Challenge:
State how many lines of the entries hold the string "أخرجه", and output nothing but that count.

(Data records)
━━━━━━━━━━
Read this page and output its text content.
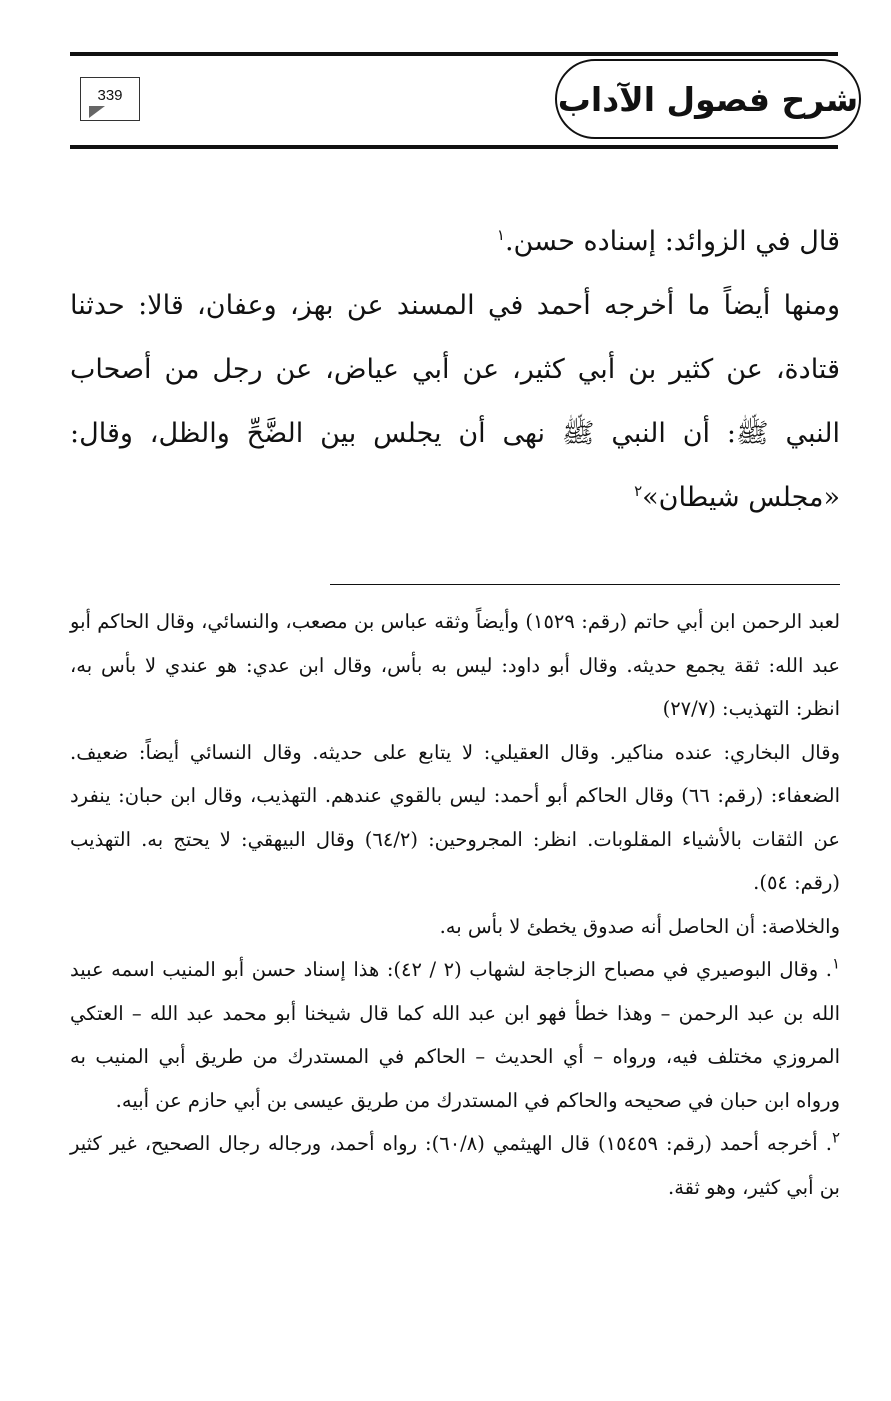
شرح فصول الآداب
339

قال في الزوائد: إسناده حسن.$^١$

ومنها أيضاً ما أخرجه أحمد في المسند عن بهز، وعفان، قالا: حدثنا قتادة، عن كثير بن أبي كثير، عن أبي عياض، عن رجل من أصحاب النبي ﷺ: أن النبي ﷺ نهى أن يجلس بين الضَّحِّ والظل، وقال: «مجلس شيطان»$^٢$

لعبد الرحمن ابن أبي حاتم (رقم: ١٥٢٩) وأيضاً وثقه عباس بن مصعب، والنسائي، وقال الحاكم أبو عبد الله: ثقة يجمع حديثه. وقال أبو داود: ليس به بأس، وقال ابن عدي: هو عندي لا بأس به، انظر: التهذيب: (٢٧/٧)

وقال البخاري: عنده مناكير. وقال العقيلي: لا يتابع على حديثه. وقال النسائي أيضاً: ضعيف. الضعفاء: (رقم: ٦٦) وقال الحاكم أبو أحمد: ليس بالقوي عندهم. التهذيب، وقال ابن حبان: ينفرد عن الثقات بالأشياء المقلوبات. انظر: المجروحين: (٦٤/٢) وقال البيهقي: لا يحتج به. التهذيب (رقم: ٥٤).

والخلاصة: أن الحاصل أنه صدوق يخطئ لا بأس به.

$^١$. وقال البوصيري في مصباح الزجاجة لشهاب (٢ / ٤٢): هذا إسناد حسن أبو المنيب اسمه عبيد الله بن عبد الرحمن – وهذا خطأ فهو ابن عبد الله كما قال شيخنا أبو محمد عبد الله – العتكي المروزي مختلف فيه، ورواه – أي الحديث – الحاكم في المستدرك من طريق أبي المنيب به ورواه ابن حبان في صحيحه والحاكم في المستدرك من طريق عيسى بن أبي حازم عن أبيه.

$^٢$. أخرجه أحمد (رقم: ١٥٤٥٩) قال الهيثمي (٦٠/٨): رواه أحمد، ورجاله رجال الصحيح، غير كثير بن أبي كثير، وهو ثقة.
━━━━━━━━━━
Response to this exercise:
2